Dataset excerpts:
________________________
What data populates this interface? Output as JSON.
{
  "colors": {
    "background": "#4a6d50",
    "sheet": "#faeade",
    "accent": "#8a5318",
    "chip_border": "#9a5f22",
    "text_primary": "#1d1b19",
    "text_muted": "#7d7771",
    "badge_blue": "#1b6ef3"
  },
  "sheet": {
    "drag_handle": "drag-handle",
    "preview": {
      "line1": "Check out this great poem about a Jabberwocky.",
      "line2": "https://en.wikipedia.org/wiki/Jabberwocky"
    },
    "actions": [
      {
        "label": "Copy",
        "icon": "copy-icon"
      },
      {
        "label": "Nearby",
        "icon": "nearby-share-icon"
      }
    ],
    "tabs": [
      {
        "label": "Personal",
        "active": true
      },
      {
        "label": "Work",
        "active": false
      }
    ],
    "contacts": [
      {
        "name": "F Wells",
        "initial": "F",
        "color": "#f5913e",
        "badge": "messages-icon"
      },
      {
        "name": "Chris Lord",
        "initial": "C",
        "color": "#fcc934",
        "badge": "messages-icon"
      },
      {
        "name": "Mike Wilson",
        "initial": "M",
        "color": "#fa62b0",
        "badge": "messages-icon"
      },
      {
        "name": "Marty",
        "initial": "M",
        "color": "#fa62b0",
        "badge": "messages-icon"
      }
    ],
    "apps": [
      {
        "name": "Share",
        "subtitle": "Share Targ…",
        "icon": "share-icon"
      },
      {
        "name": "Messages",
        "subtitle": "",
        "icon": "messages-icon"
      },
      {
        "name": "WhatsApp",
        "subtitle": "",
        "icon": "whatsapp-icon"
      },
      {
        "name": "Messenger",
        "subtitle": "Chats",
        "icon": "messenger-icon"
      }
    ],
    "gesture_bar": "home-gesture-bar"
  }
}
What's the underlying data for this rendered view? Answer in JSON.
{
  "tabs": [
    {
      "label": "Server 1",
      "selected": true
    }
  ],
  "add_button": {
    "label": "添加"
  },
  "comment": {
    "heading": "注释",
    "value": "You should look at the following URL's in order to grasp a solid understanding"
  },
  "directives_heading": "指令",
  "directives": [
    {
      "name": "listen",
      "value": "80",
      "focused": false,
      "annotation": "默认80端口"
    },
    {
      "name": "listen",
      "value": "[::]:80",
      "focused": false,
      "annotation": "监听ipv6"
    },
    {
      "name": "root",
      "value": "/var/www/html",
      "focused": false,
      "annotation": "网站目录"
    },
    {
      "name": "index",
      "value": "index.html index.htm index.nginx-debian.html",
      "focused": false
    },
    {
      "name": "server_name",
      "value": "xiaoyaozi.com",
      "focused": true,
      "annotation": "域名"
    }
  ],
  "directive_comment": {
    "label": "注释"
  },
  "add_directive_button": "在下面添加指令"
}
________________________
Exercise goal:
Retype the material in full. Each word must match.

Final answer:
What data populates this interface? Output as JSON.
{
  "colors": {
    "background": "#4a6d50",
    "sheet": "#faeade",
    "accent": "#8a5318",
    "chip_border": "#9a5f22",
    "text_primary": "#1d1b19",
    "text_muted": "#7d7771",
    "badge_blue": "#1b6ef3"
  },
  "sheet": {
    "drag_handle": "drag-handle",
    "preview": {
      "line1": "Check out this great poem about a Jabberwocky.",
      "line2": "https://en.wikipedia.org/wiki/Jabberwocky"
    },
    "actions": [
      {
        "label": "Copy",
        "icon": "copy-icon"
      },
      {
        "label": "Nearby",
        "icon": "nearby-share-icon"
      }
    ],
    "tabs": [
      {
        "label": "Personal",
        "active": true
      },
      {
        "label": "Work",
        "active": false
      }
    ],
    "contacts": [
      {
        "name": "F Wells",
        "initial": "F",
        "color": "#f5913e",
        "badge": "messages-icon"
      },
      {
        "name": "Chris Lord",
        "initial": "C",
        "color": "#fcc934",
        "badge": "messages-icon"
      },
      {
        "name": "Mike Wilson",
        "initial": "M",
        "color": "#fa62b0",
        "badge": "messages-icon"
      },
      {
        "name": "Marty",
        "initial": "M",
        "color": "#fa62b0",
        "badge": "messages-icon"
      }
    ],
    "apps": [
      {
        "name": "Share",
        "subtitle": "Share Targ…",
        "icon": "share-icon"
      },
      {
        "name": "Messages",
        "subtitle": "",
        "icon": "messages-icon"
      },
      {
        "name": "WhatsApp",
        "subtitle": "",
        "icon": "whatsapp-icon"
      },
      {
        "name": "Messenger",
        "subtitle": "Chats",
        "icon": "messenger-icon"
      }
    ],
    "gesture_bar": "home-gesture-bar"
  }
}
What's the underlying data for this rendered view? Answer in JSON.
{
  "tabs": [
    {
      "label": "Server 1",
      "selected": true
    }
  ],
  "add_button": {
    "label": "添加"
  },
  "comment": {
    "heading": "注释",
    "value": "You should look at the following URL's in order to grasp a solid understanding"
  },
  "directives_heading": "指令",
  "directives": [
    {
      "name": "listen",
      "value": "80",
      "focused": false,
      "annotation": "默认80端口"
    },
    {
      "name": "listen",
      "value": "[::]:80",
      "focused": false,
      "annotation": "监听ipv6"
    },
    {
      "name": "root",
      "value": "/var/www/html",
      "focused": false,
      "annotation": "网站目录"
    },
    {
      "name": "index",
      "value": "index.html index.htm index.nginx-debian.html",
      "focused": false
    },
    {
      "name": "server_name",
      "value": "xiaoyaozi.com",
      "focused": true,
      "annotation": "域名"
    }
  ],
  "directive_comment": {
    "label": "注释"
  },
  "add_directive_button": "在下面添加指令"
}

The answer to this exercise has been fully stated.